• EXERCISE:
Report every line below that holds the word "Libre".

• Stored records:
════
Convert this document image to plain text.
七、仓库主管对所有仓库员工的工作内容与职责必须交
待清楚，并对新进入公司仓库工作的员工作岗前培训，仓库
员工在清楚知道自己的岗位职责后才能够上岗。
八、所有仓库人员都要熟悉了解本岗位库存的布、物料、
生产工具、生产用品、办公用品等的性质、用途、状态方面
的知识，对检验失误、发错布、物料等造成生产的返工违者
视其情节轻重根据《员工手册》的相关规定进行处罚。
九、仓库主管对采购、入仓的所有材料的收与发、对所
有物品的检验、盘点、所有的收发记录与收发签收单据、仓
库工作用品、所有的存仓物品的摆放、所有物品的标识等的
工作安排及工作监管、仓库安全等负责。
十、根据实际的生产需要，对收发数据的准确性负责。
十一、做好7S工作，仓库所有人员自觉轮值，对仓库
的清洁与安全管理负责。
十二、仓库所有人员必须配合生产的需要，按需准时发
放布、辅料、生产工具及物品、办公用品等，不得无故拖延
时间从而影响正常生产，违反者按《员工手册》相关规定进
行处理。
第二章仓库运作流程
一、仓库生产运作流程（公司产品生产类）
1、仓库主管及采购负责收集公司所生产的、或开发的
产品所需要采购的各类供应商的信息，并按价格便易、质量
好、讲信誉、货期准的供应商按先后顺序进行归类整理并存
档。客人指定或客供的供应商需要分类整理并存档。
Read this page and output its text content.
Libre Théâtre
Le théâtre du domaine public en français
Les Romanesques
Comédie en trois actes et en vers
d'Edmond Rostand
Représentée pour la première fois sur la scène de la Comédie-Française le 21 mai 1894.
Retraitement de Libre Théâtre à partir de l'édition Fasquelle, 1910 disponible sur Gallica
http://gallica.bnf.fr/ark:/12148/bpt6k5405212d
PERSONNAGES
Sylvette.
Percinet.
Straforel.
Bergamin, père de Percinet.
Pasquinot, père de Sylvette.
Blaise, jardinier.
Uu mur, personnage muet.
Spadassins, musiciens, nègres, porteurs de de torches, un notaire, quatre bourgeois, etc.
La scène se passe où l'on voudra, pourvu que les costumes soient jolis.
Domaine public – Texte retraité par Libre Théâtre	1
════
• CORRECT RESULT:
Libre Théâtre
Retraitement de Libre Théâtre à partir de l'édition Fasquelle, 1910 disponible sur Gallica
Domaine public – Texte retraité par Libre Théâtre	1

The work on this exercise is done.